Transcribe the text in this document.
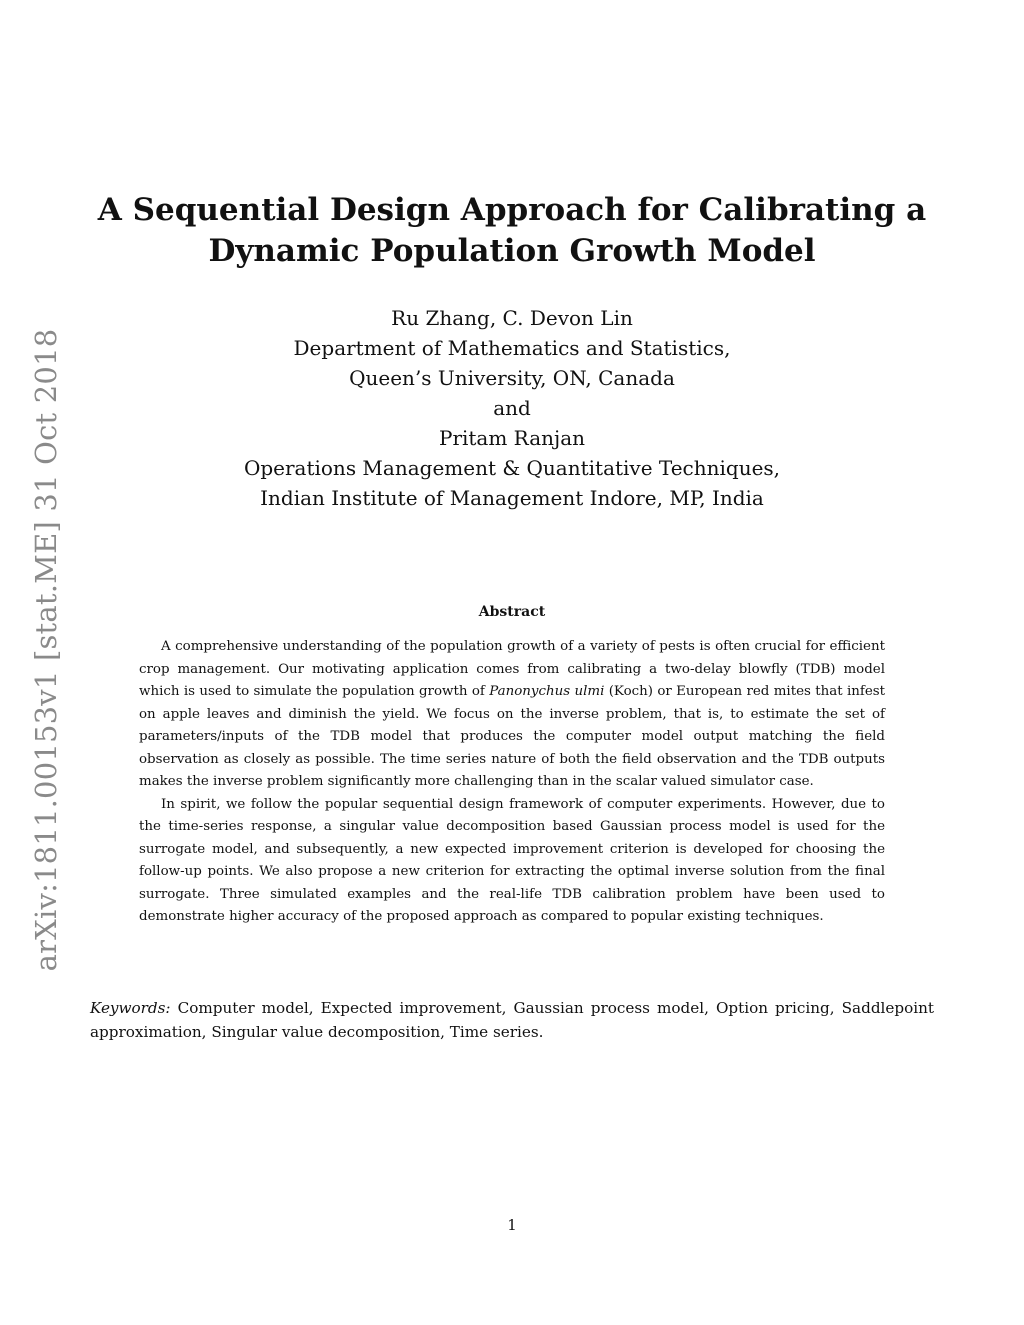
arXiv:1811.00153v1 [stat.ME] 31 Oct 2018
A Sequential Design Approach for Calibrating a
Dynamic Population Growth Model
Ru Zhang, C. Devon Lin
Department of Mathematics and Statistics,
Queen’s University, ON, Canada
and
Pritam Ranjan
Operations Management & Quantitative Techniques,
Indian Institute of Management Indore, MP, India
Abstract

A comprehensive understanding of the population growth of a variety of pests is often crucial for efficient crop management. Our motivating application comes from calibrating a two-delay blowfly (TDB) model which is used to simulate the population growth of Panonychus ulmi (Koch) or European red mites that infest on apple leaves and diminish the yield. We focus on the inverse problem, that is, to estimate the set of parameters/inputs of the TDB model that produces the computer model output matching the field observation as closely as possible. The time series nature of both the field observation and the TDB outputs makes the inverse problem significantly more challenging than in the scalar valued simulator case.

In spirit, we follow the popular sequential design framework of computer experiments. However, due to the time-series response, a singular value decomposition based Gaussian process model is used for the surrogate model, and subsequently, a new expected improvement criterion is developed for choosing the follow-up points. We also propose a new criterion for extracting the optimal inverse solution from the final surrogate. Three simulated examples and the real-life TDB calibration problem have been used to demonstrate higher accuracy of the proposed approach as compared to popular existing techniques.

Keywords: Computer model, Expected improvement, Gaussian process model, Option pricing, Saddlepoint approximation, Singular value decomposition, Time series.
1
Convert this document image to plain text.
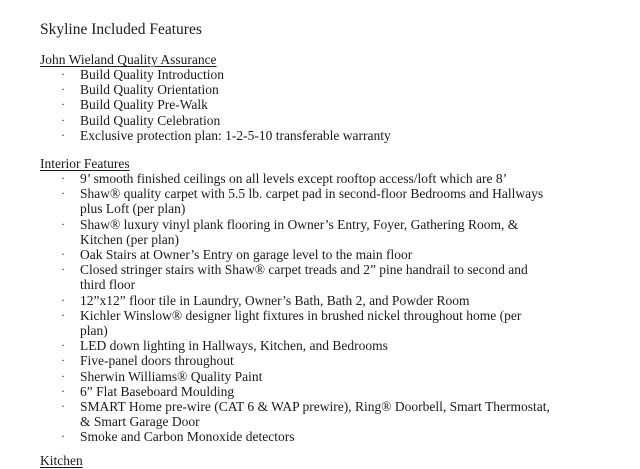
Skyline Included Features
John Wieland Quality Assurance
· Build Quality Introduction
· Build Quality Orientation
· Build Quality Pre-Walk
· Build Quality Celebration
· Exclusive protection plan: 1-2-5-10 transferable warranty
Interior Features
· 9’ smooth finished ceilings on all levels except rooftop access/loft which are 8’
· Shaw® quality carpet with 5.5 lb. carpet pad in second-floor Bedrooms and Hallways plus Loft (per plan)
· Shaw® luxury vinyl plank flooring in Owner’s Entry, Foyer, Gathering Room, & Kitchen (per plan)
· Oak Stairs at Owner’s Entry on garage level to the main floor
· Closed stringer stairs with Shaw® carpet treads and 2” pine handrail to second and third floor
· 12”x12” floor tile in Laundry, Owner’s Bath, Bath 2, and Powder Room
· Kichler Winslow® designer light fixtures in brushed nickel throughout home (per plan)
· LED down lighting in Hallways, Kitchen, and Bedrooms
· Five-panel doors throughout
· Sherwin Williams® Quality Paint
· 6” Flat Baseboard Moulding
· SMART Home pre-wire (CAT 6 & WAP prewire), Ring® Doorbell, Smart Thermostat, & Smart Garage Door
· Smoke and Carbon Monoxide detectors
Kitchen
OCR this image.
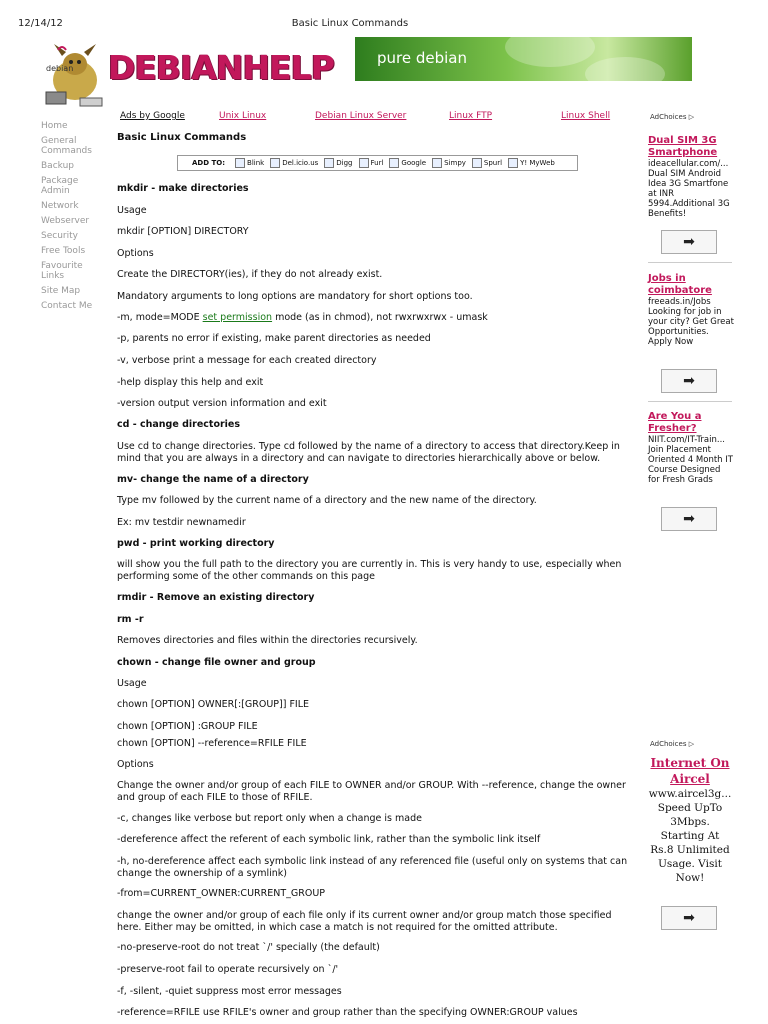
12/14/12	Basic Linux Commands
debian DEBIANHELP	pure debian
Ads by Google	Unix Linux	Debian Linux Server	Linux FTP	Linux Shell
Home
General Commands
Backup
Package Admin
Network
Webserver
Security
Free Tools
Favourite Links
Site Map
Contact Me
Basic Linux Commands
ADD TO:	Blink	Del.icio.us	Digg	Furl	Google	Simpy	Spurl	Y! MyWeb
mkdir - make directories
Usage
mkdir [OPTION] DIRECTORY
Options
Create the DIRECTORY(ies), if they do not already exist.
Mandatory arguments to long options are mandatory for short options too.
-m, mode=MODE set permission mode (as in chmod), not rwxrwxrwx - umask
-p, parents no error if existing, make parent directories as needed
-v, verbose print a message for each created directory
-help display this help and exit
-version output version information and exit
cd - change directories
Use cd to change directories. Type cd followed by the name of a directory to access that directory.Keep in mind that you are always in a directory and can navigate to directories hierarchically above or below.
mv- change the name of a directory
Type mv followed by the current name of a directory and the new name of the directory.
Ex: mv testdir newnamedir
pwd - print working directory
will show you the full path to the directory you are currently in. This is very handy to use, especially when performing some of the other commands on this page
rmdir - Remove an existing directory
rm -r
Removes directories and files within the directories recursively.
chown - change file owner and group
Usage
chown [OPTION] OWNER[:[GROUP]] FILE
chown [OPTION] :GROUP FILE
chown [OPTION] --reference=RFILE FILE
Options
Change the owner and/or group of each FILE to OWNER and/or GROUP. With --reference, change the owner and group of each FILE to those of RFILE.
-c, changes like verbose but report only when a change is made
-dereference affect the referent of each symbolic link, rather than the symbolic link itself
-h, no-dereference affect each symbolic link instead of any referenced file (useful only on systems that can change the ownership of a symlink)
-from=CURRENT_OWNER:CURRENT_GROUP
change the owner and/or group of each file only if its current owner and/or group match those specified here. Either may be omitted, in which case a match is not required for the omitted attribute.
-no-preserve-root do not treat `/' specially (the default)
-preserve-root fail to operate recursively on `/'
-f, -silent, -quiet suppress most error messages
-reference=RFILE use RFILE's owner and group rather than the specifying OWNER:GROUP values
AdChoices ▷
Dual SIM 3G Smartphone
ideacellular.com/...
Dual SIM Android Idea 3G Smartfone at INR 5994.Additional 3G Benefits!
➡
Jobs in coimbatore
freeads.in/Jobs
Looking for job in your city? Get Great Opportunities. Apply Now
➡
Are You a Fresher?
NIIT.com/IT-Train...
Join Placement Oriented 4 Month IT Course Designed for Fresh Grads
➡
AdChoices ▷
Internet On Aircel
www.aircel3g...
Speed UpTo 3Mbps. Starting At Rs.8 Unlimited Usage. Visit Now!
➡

++++++

# The request
Determine how many lines in the listing above hold the word "dereference", answering with the number only.

# Exercise solution
2